● Exercise details: Go over the entries below line by line, copying each one that contains the word "this".

● Working data:
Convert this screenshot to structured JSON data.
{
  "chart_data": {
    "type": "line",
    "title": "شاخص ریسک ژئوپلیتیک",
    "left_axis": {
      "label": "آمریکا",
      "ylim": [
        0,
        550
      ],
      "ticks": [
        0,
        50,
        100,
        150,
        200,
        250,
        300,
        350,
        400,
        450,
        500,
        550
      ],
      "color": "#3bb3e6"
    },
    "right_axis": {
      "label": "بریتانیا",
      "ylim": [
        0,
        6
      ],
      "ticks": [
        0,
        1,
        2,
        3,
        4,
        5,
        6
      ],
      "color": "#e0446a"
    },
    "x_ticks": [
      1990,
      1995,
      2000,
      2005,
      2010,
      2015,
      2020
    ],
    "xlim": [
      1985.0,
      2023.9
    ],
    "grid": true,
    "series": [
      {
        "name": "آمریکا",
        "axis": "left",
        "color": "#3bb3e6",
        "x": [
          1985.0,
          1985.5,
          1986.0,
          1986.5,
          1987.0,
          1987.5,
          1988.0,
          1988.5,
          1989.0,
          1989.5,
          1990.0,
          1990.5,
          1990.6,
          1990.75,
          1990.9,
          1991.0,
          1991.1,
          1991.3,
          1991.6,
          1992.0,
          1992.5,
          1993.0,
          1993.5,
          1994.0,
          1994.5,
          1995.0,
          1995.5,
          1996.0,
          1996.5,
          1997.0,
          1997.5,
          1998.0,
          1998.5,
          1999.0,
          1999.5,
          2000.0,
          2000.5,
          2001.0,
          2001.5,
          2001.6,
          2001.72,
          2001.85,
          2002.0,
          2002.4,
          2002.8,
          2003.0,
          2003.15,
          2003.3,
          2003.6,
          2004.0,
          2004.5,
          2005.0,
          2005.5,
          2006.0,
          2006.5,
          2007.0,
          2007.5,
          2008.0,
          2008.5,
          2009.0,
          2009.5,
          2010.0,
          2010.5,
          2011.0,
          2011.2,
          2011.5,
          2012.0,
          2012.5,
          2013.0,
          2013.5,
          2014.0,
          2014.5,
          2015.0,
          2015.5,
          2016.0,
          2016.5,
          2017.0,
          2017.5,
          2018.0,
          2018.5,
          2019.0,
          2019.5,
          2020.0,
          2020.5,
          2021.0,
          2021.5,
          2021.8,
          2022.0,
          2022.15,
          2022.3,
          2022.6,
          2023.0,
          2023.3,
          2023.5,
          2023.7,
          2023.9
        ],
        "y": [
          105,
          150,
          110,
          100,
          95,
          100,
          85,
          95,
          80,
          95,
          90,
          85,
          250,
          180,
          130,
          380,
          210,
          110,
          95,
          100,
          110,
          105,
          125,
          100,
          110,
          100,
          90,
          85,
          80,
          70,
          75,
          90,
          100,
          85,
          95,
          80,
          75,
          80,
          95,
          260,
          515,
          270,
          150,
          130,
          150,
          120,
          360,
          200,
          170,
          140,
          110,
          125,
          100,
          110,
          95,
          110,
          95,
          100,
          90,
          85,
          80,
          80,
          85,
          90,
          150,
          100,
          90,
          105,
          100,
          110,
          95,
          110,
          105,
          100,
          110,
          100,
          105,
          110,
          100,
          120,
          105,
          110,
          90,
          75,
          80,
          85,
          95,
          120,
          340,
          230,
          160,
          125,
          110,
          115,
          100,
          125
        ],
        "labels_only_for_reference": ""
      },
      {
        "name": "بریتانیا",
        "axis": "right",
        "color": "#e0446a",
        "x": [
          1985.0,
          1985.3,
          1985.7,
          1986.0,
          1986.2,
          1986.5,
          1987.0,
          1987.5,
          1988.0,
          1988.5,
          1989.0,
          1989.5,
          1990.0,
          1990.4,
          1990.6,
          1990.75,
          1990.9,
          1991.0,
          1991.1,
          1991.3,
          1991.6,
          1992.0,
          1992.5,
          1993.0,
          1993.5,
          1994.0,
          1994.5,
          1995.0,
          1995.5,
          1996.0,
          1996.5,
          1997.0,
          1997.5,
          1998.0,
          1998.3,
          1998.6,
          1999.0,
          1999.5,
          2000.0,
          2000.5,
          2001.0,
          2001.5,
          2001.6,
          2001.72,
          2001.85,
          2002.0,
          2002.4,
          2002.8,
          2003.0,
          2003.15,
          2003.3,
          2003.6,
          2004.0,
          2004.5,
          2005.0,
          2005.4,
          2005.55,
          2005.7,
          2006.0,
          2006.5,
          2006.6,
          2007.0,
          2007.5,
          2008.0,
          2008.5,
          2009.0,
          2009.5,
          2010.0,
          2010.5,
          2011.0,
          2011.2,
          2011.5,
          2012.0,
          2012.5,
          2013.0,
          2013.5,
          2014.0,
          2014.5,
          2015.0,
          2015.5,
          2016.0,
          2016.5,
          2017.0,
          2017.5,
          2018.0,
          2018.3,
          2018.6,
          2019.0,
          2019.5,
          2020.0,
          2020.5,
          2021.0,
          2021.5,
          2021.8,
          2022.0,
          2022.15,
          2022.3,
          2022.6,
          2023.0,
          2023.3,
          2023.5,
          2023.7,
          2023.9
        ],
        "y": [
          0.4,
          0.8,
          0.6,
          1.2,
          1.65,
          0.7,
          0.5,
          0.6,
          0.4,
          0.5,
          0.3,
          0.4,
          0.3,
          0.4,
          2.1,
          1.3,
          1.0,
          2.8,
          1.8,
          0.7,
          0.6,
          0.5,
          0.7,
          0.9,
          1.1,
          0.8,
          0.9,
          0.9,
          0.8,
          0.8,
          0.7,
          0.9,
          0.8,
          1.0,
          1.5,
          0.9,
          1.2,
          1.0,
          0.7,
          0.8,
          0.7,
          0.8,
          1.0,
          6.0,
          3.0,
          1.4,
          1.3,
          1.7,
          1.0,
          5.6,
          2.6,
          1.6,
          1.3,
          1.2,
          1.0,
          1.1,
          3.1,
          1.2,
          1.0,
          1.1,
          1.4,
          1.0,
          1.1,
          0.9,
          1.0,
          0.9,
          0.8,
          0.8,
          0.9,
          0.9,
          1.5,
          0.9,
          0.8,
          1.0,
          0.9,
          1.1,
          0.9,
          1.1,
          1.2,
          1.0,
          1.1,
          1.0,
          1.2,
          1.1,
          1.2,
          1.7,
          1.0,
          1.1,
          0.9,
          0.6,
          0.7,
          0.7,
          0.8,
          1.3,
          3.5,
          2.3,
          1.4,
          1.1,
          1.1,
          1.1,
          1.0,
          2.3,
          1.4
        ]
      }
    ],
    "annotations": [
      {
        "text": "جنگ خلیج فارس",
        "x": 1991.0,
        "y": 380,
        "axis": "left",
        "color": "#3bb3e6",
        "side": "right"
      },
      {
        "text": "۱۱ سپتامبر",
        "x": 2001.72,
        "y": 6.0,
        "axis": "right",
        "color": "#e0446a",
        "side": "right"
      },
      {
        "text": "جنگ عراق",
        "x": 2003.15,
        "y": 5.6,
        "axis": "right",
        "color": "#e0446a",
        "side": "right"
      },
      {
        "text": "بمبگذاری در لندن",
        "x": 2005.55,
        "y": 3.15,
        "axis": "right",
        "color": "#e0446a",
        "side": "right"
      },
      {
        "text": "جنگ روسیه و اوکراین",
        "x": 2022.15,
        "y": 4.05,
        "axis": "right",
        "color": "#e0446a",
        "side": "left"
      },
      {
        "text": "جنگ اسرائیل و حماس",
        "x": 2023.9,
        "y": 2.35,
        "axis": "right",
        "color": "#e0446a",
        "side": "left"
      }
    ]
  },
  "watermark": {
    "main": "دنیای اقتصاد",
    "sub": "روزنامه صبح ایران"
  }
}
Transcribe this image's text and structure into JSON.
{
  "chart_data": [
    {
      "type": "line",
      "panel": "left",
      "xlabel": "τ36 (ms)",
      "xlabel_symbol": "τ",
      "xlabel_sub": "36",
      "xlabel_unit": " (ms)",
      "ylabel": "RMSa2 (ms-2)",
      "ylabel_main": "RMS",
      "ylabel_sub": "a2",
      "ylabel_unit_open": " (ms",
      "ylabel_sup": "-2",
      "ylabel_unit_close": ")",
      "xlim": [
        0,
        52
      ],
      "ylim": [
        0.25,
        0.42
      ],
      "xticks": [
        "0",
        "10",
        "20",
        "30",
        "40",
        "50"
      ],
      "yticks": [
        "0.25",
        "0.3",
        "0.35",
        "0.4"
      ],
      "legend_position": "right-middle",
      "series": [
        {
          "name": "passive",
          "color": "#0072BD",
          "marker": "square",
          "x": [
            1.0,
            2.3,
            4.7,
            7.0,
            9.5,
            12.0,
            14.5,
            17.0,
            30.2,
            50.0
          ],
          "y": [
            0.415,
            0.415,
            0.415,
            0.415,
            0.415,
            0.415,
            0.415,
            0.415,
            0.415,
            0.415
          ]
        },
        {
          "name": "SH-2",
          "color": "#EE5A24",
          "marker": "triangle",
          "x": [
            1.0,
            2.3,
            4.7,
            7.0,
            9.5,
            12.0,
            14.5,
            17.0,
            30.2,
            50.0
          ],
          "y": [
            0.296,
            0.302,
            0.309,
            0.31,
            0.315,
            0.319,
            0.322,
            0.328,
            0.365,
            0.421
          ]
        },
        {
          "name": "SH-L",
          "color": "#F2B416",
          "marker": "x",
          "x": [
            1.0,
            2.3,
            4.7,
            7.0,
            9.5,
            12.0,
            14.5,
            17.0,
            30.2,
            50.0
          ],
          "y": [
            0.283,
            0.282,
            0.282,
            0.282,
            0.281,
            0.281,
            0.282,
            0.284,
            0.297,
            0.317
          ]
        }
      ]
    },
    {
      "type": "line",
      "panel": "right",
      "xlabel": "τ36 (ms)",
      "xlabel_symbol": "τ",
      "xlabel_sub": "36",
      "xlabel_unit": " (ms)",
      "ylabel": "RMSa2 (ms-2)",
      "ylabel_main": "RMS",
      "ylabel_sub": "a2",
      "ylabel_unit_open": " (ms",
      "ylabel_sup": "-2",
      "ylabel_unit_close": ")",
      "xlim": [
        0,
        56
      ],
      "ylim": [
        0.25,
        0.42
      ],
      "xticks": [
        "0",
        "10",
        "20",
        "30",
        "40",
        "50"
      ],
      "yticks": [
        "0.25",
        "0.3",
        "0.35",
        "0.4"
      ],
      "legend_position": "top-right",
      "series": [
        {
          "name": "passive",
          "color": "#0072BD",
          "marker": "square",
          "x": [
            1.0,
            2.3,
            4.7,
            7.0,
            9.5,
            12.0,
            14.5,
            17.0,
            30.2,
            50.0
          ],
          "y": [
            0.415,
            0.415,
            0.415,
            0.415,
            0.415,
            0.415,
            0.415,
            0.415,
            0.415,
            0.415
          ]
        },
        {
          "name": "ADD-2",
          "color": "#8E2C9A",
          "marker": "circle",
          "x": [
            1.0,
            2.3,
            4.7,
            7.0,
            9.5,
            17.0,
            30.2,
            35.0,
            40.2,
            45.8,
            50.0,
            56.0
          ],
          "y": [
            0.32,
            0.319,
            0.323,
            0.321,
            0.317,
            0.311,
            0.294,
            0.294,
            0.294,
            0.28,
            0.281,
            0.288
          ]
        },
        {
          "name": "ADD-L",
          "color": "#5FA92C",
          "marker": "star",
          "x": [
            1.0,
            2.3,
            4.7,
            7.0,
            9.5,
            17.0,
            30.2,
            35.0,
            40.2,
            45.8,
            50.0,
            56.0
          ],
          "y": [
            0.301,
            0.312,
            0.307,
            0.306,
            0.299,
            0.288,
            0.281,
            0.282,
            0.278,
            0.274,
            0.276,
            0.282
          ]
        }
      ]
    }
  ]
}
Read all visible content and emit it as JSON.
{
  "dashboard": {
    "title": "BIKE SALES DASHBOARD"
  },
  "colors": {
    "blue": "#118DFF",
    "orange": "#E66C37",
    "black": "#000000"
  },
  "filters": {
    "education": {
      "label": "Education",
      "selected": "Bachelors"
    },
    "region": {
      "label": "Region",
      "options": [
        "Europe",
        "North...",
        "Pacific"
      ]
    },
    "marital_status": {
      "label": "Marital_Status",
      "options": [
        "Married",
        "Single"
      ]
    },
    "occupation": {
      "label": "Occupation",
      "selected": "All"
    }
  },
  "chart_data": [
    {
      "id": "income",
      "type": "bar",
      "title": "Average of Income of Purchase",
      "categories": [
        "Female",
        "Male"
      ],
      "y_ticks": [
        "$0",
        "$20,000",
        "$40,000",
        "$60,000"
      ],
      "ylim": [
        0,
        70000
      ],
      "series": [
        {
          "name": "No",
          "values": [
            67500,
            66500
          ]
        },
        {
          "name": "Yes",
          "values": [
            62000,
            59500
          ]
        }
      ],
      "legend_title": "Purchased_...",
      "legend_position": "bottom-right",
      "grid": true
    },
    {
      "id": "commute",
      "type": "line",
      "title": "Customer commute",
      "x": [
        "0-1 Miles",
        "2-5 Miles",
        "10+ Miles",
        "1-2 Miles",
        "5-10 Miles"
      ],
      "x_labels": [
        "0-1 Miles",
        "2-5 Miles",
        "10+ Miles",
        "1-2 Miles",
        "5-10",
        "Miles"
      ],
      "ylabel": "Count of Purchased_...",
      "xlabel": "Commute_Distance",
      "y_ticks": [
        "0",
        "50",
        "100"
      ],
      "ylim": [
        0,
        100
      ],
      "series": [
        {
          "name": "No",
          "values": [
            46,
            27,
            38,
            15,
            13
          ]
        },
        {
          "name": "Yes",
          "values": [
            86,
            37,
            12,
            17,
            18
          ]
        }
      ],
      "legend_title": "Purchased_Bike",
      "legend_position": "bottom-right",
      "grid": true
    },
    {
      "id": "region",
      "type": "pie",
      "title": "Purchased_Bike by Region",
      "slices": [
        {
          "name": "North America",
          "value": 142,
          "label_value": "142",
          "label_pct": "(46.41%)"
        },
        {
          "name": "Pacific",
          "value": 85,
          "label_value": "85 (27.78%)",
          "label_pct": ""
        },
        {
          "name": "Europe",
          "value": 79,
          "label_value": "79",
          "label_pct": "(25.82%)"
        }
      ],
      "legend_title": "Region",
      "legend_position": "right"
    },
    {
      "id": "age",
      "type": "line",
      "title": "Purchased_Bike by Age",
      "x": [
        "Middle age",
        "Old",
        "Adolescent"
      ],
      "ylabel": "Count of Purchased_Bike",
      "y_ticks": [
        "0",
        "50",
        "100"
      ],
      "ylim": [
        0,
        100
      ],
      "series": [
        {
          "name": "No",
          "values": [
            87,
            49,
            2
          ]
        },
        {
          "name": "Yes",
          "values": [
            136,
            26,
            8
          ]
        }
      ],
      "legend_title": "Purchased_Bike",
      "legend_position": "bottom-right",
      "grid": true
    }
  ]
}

● Response to the exercise:
Convert this screenshot to structured JSON data.
Transcribe this image's text and structure into JSON.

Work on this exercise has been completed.